DATA ROWS:
+--

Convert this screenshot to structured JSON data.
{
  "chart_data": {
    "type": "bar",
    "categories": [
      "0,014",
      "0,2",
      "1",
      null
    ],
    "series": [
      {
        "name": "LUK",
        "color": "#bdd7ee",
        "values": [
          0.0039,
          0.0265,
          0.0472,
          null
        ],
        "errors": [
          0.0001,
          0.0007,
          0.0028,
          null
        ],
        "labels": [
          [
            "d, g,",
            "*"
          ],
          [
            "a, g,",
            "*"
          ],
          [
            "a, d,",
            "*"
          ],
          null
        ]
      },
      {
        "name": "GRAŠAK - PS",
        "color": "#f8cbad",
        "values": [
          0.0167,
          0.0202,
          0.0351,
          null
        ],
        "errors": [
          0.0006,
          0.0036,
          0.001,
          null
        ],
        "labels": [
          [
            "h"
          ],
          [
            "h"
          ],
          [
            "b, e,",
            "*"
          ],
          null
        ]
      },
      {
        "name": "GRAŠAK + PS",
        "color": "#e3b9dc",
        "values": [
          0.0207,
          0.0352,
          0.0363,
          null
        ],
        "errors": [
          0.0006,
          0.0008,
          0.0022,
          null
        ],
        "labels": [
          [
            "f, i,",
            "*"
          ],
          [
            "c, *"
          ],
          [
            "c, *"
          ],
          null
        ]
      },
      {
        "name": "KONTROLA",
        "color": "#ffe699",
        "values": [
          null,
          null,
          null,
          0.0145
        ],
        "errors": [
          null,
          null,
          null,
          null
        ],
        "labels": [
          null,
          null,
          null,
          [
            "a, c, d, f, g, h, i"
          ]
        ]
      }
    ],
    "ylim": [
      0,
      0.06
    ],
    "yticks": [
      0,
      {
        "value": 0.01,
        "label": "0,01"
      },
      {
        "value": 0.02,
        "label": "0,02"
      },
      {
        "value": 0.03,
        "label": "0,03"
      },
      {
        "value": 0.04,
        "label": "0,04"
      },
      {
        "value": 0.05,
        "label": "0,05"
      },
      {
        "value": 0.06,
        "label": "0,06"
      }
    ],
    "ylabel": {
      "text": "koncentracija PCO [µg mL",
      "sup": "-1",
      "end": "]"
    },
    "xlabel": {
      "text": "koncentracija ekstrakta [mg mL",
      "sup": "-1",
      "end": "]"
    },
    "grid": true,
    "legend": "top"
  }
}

+--

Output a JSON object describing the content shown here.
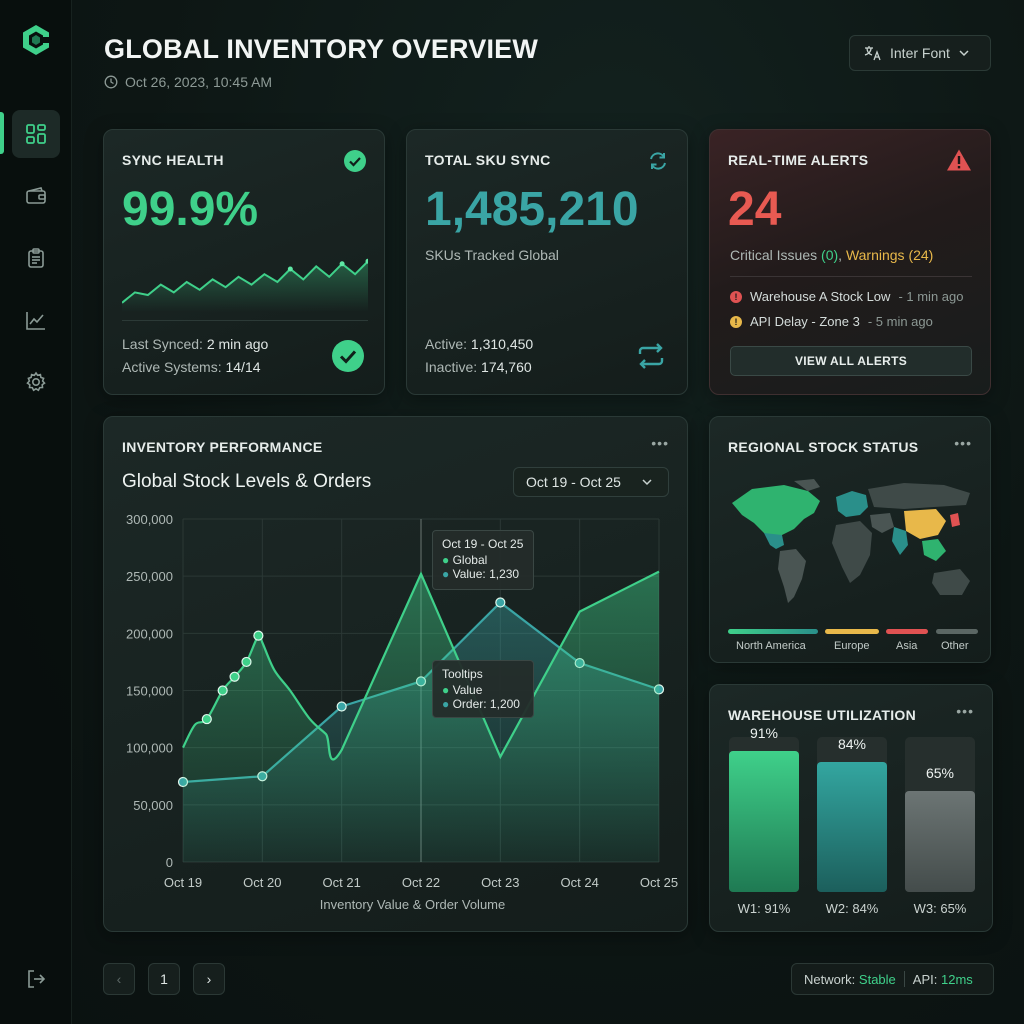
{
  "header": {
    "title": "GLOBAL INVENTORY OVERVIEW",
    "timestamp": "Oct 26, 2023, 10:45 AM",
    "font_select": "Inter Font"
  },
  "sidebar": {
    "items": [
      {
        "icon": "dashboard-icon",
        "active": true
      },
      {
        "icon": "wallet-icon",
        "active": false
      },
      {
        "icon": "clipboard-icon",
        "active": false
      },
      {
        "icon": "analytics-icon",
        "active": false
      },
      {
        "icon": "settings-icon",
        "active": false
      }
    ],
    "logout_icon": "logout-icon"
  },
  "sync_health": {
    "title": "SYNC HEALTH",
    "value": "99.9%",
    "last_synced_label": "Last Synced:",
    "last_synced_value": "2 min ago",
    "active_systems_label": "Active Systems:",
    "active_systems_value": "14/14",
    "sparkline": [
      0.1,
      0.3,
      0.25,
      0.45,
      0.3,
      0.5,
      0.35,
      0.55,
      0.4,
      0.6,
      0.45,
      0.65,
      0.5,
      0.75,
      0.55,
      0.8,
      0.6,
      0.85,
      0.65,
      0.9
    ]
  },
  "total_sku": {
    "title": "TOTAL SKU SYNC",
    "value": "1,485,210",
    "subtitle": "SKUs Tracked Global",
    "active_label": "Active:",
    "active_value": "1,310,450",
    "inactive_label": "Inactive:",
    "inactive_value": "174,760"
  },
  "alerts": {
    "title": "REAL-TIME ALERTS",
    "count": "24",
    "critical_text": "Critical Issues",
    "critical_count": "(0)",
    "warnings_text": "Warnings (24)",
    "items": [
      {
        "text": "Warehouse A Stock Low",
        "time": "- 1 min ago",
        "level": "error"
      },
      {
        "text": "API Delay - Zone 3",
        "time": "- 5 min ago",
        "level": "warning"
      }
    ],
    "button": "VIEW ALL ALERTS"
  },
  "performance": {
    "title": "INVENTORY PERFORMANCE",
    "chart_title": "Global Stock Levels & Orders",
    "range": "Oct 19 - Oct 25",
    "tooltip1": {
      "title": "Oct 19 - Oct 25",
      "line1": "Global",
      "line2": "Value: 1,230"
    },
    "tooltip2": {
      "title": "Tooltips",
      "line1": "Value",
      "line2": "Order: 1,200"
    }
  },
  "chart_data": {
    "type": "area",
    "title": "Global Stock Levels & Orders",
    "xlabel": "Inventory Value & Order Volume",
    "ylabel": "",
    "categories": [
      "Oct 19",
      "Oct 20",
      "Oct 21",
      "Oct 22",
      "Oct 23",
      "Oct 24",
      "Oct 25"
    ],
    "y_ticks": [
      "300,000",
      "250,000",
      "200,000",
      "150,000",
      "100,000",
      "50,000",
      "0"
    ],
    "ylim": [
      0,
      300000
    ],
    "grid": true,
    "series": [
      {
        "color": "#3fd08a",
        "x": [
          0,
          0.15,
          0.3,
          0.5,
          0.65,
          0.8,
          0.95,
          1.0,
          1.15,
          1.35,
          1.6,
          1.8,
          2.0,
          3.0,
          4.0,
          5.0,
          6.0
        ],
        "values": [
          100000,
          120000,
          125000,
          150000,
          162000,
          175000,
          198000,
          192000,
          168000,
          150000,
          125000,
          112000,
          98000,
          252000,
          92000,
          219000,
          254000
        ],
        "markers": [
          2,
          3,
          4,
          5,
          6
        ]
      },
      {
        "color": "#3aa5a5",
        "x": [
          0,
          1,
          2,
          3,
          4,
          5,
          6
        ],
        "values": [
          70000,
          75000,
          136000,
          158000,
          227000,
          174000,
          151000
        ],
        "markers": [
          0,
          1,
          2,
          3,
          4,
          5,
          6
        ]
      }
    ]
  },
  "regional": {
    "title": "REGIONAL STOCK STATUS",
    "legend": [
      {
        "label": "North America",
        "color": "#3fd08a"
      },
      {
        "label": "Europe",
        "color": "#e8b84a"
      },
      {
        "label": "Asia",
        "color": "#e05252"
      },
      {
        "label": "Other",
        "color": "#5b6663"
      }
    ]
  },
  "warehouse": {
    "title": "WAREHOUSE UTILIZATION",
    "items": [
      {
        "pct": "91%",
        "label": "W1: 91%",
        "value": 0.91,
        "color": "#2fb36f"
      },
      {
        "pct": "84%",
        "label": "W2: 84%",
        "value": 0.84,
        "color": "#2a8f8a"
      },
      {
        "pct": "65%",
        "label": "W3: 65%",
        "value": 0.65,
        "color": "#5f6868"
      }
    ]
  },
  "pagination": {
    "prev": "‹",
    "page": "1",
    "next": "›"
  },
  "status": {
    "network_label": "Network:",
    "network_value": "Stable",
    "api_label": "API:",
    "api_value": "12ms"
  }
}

+--

WORK INSTRUCTIONS: Identify and copy lines that hold the string "Levels".

EXERCISE ANSWER:
    "chart_title": "Global Stock Levels & Orders",
    "title": "Global Stock Levels & Orders",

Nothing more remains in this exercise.